**Problem statement**: Identify the lines containing the word "JSON". Copy each one.
-- Start --
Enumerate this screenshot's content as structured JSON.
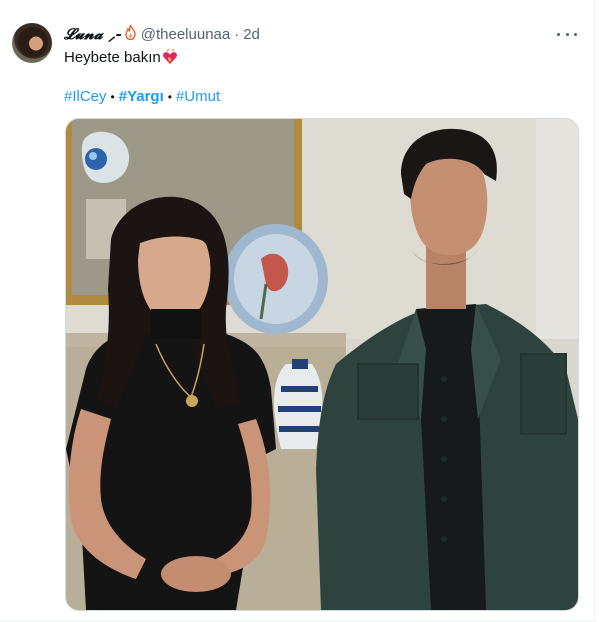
{
  "tweet": {
    "display_name": "𝓛𝓾𝓷𝓪 ⸝-",
    "handle": "@theeluunaa",
    "separator": "·",
    "timestamp": "2d",
    "text": "Heybete bakın",
    "hashtags": [
      {
        "label": "#IlCey",
        "bold": false
      },
      {
        "label": "#Yargı",
        "bold": true
      },
      {
        "label": "#Umut",
        "bold": false
      }
    ],
    "hashtag_separator": "•"
  },
  "icons": {
    "more": "more-horizontal-icon",
    "name_emoji": "flame-icon",
    "text_emoji": "heart-on-fire-icon",
    "channel_logo": "kanal-d-logo"
  },
  "colors": {
    "link": "#1d9bf0",
    "secondary_text": "#536471",
    "primary_text": "#0f1419"
  }
}
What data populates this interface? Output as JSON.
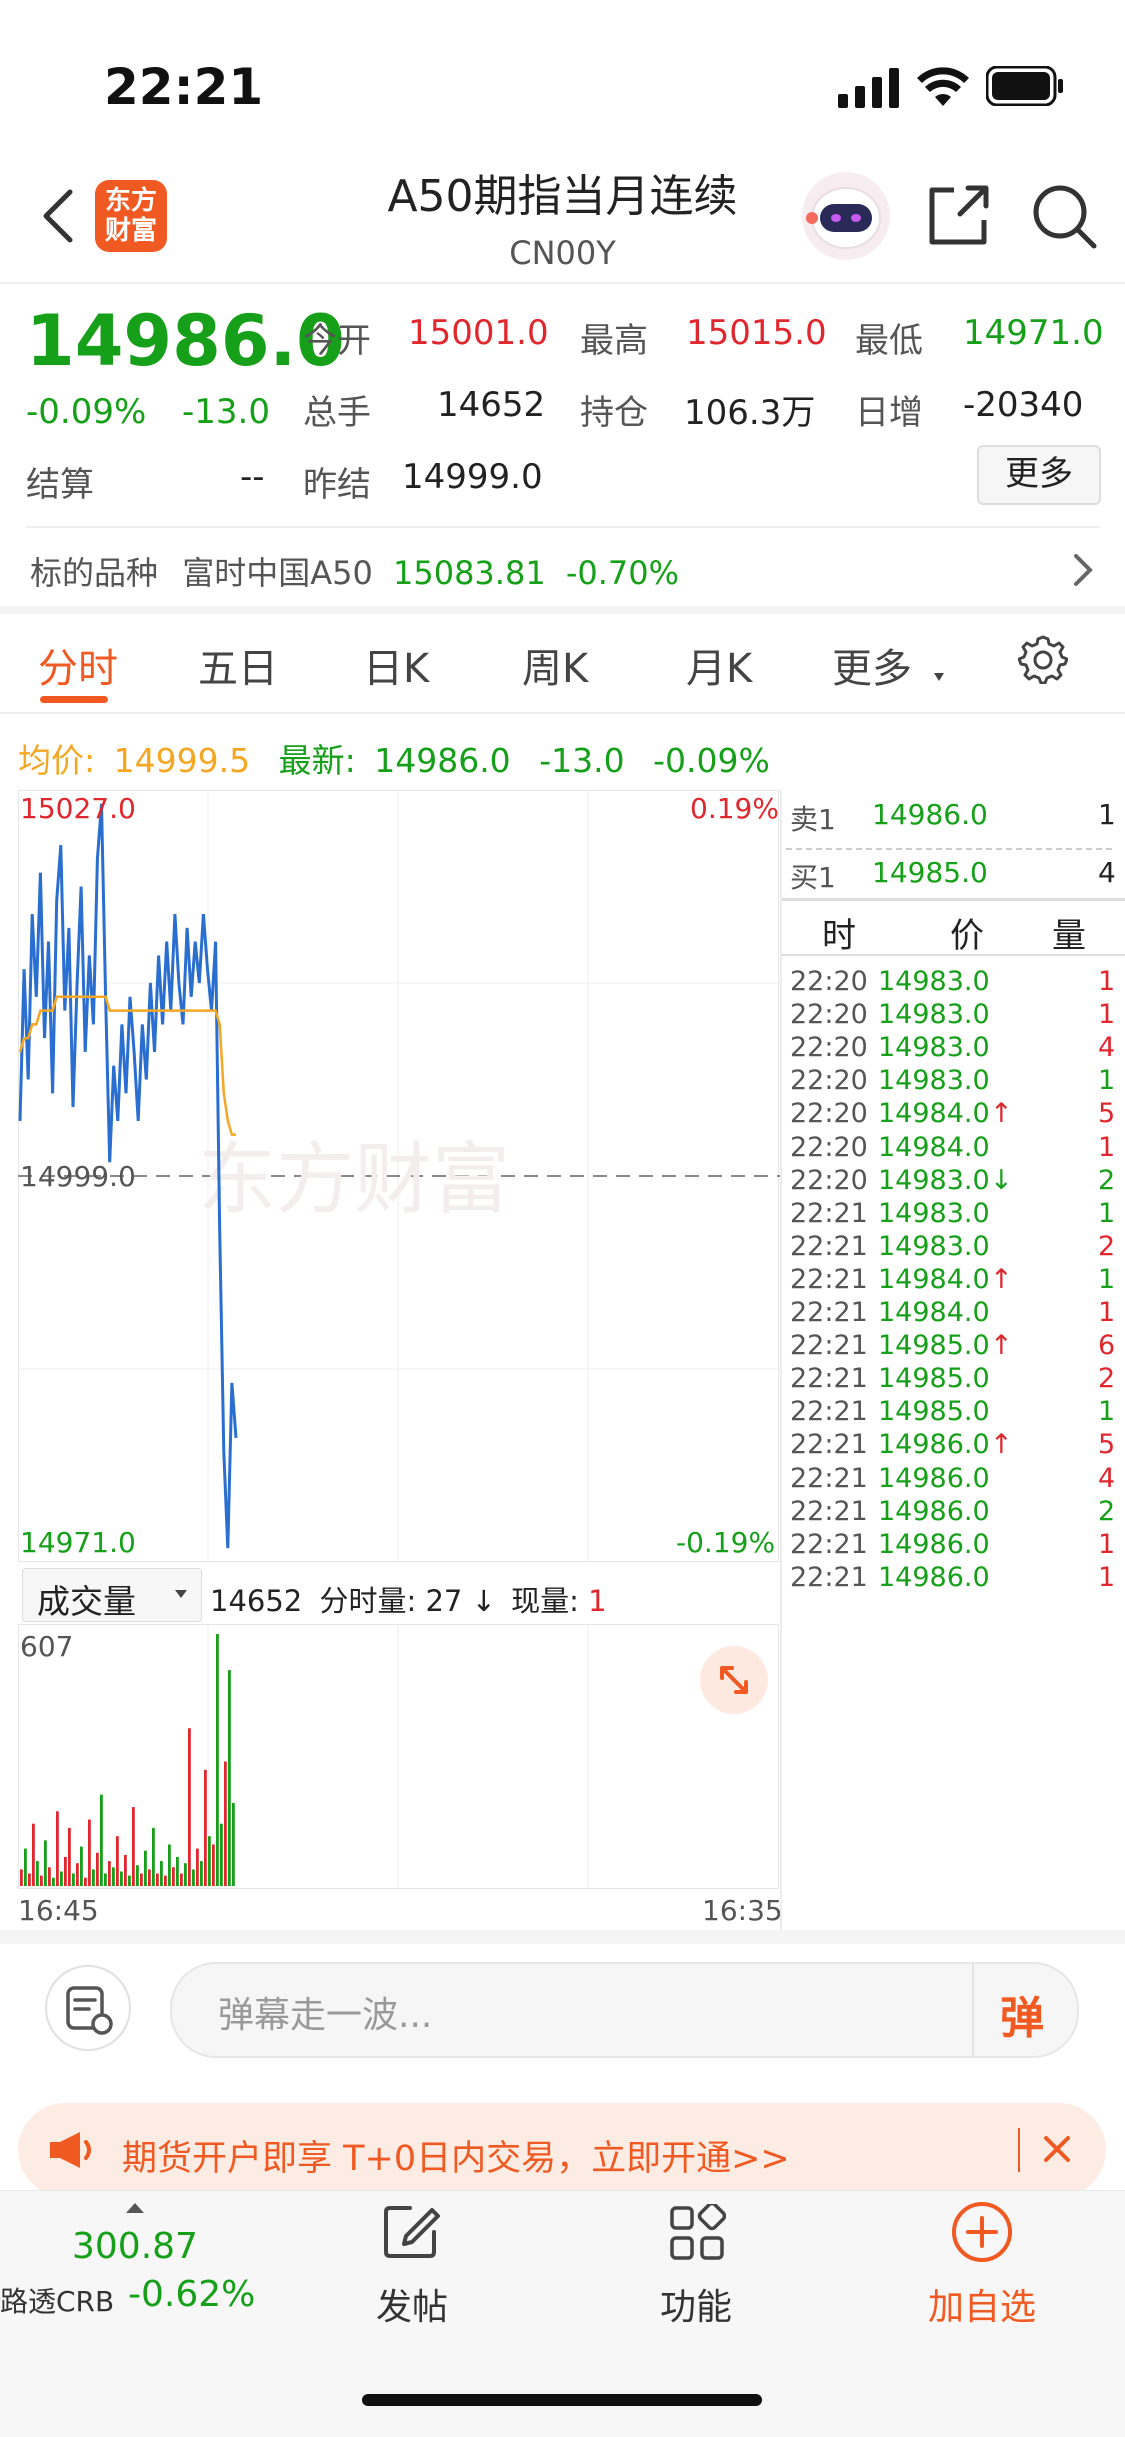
{
  "status_bar": {
    "time": "22:21"
  },
  "header": {
    "title": "A50期指当月连续",
    "subtitle": "CN00Y",
    "logo_text": "东方财富"
  },
  "quote": {
    "price": "14986.0",
    "pct": "-0.09%",
    "change": "-13.0",
    "rows": [
      {
        "l1": "今开",
        "v1": "15001.0",
        "l2": "最高",
        "v2": "15015.0",
        "l3": "最低",
        "v3": "14971.0"
      },
      {
        "l1": "总手",
        "v1": "14652",
        "l2": "持仓",
        "v2": "106.3万",
        "l3": "日增",
        "v3": "-20340"
      }
    ],
    "settle_label": "结算",
    "settle_value": "--",
    "prev_settle_label": "昨结",
    "prev_settle_value": "14999.0",
    "more_label": "更多"
  },
  "underlying": {
    "label": "标的品种",
    "name": "富时中国A50",
    "price": "15083.81",
    "pct": "-0.70%"
  },
  "tabs": [
    "分时",
    "五日",
    "日K",
    "周K",
    "月K",
    "更多"
  ],
  "active_tab": "分时",
  "chart_header": {
    "avg_label": "均价:",
    "avg_value": "14999.5",
    "latest_label": "最新:",
    "latest_value": "14986.0",
    "latest_change": "-13.0",
    "latest_pct": "-0.09%"
  },
  "chart_data": {
    "type": "line",
    "ylim": [
      14971.0,
      15027.0
    ],
    "y_top_label": "15027.0",
    "y_mid_label": "14999.0",
    "y_bottom_label": "14971.0",
    "pct_top_label": "0.19%",
    "pct_bottom_label": "-0.19%",
    "x_left_label": "16:45",
    "x_right_label": "16:35",
    "watermark": "东方财富",
    "series": [
      {
        "values": [
          15003,
          15014,
          15006,
          15018,
          15012,
          15021,
          15009,
          15016,
          15005,
          15019,
          15023,
          15011,
          15017,
          15004,
          15013,
          15020,
          15008,
          15015,
          15010,
          15022,
          15026,
          15012,
          15000,
          15007,
          15003,
          15010,
          15005,
          15012,
          15008,
          15003,
          15010,
          15006,
          15013,
          15008,
          15015,
          15010,
          15016,
          15011,
          15018,
          15013,
          15010,
          15017,
          15012,
          15016,
          15013,
          15018,
          15014,
          15011,
          15016,
          14995,
          14979,
          14972,
          14984,
          14980
        ]
      },
      {
        "values": [
          15008,
          15009,
          15009,
          15010,
          15010,
          15011,
          15011,
          15011,
          15011,
          15012,
          15012,
          15012,
          15012,
          15012,
          15012,
          15012,
          15012,
          15012,
          15012,
          15012,
          15012,
          15012,
          15011,
          15011,
          15011,
          15011,
          15011,
          15011,
          15011,
          15011,
          15011,
          15011,
          15011,
          15011,
          15011,
          15011,
          15011,
          15011,
          15011,
          15011,
          15011,
          15011,
          15011,
          15011,
          15011,
          15011,
          15011,
          15011,
          15011,
          15010,
          15005,
          15003,
          15002,
          15002
        ]
      }
    ],
    "volume": {
      "max_label": "607",
      "ylim": [
        0,
        607
      ],
      "values": [
        40,
        90,
        30,
        150,
        60,
        25,
        110,
        45,
        20,
        180,
        35,
        70,
        140,
        30,
        55,
        95,
        20,
        160,
        40,
        80,
        220,
        30,
        60,
        45,
        120,
        35,
        75,
        25,
        190,
        50,
        30,
        85,
        40,
        140,
        30,
        60,
        25,
        100,
        45,
        70,
        30,
        55,
        380,
        40,
        90,
        60,
        280,
        120,
        100,
        607,
        150,
        300,
        520,
        200
      ],
      "colors": [
        "r",
        "g",
        "r",
        "r",
        "g",
        "r",
        "g",
        "r",
        "g",
        "r",
        "g",
        "r",
        "r",
        "g",
        "r",
        "g",
        "r",
        "r",
        "g",
        "r",
        "g",
        "g",
        "r",
        "g",
        "r",
        "g",
        "r",
        "g",
        "r",
        "g",
        "r",
        "g",
        "r",
        "g",
        "r",
        "g",
        "r",
        "g",
        "r",
        "g",
        "r",
        "g",
        "r",
        "g",
        "r",
        "g",
        "r",
        "g",
        "r",
        "g",
        "g",
        "r",
        "g",
        "g"
      ]
    }
  },
  "volume_bar": {
    "selector": "成交量",
    "total": "14652",
    "fenshi_label": "分时量:",
    "fenshi_value": "27",
    "arrow": "↓",
    "now_label": "现量:",
    "now_value": "1"
  },
  "order_book": {
    "ask": {
      "label": "卖1",
      "price": "14986.0",
      "qty": "1"
    },
    "bid": {
      "label": "买1",
      "price": "14985.0",
      "qty": "4"
    },
    "headers": [
      "时",
      "价",
      "量"
    ],
    "trades": [
      {
        "t": "22:20",
        "p": "14983.0",
        "a": "",
        "q": "1",
        "c": "r"
      },
      {
        "t": "22:20",
        "p": "14983.0",
        "a": "",
        "q": "1",
        "c": "r"
      },
      {
        "t": "22:20",
        "p": "14983.0",
        "a": "",
        "q": "4",
        "c": "r"
      },
      {
        "t": "22:20",
        "p": "14983.0",
        "a": "",
        "q": "1",
        "c": "g"
      },
      {
        "t": "22:20",
        "p": "14984.0",
        "a": "↑",
        "q": "5",
        "c": "r"
      },
      {
        "t": "22:20",
        "p": "14984.0",
        "a": "",
        "q": "1",
        "c": "r"
      },
      {
        "t": "22:20",
        "p": "14983.0",
        "a": "↓",
        "q": "2",
        "c": "g"
      },
      {
        "t": "22:21",
        "p": "14983.0",
        "a": "",
        "q": "1",
        "c": "g"
      },
      {
        "t": "22:21",
        "p": "14983.0",
        "a": "",
        "q": "2",
        "c": "r"
      },
      {
        "t": "22:21",
        "p": "14984.0",
        "a": "↑",
        "q": "1",
        "c": "g"
      },
      {
        "t": "22:21",
        "p": "14984.0",
        "a": "",
        "q": "1",
        "c": "r"
      },
      {
        "t": "22:21",
        "p": "14985.0",
        "a": "↑",
        "q": "6",
        "c": "r"
      },
      {
        "t": "22:21",
        "p": "14985.0",
        "a": "",
        "q": "2",
        "c": "r"
      },
      {
        "t": "22:21",
        "p": "14985.0",
        "a": "",
        "q": "1",
        "c": "g"
      },
      {
        "t": "22:21",
        "p": "14986.0",
        "a": "↑",
        "q": "5",
        "c": "r"
      },
      {
        "t": "22:21",
        "p": "14986.0",
        "a": "",
        "q": "4",
        "c": "r"
      },
      {
        "t": "22:21",
        "p": "14986.0",
        "a": "",
        "q": "2",
        "c": "g"
      },
      {
        "t": "22:21",
        "p": "14986.0",
        "a": "",
        "q": "1",
        "c": "r"
      },
      {
        "t": "22:21",
        "p": "14986.0",
        "a": "",
        "q": "1",
        "c": "r"
      }
    ]
  },
  "comment": {
    "placeholder": "弹幕走一波...",
    "send_label": "弹"
  },
  "banner": {
    "text": "期货开户即享 T+0日内交易，立即开通>>"
  },
  "bottom_nav": {
    "ticker_price": "300.87",
    "ticker_name": "路透CRB",
    "ticker_pct": "-0.62%",
    "items": [
      "发帖",
      "功能",
      "加自选"
    ]
  },
  "colors": {
    "up": "#e0272e",
    "down": "#16a019",
    "accent": "#f05a22",
    "avg": "#f5a623",
    "price_line": "#2a6fd0"
  }
}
-- End --
**The completed task**:
Enumerate this screenshot's content as structured JSON.
What data populates this interface? Output as JSON.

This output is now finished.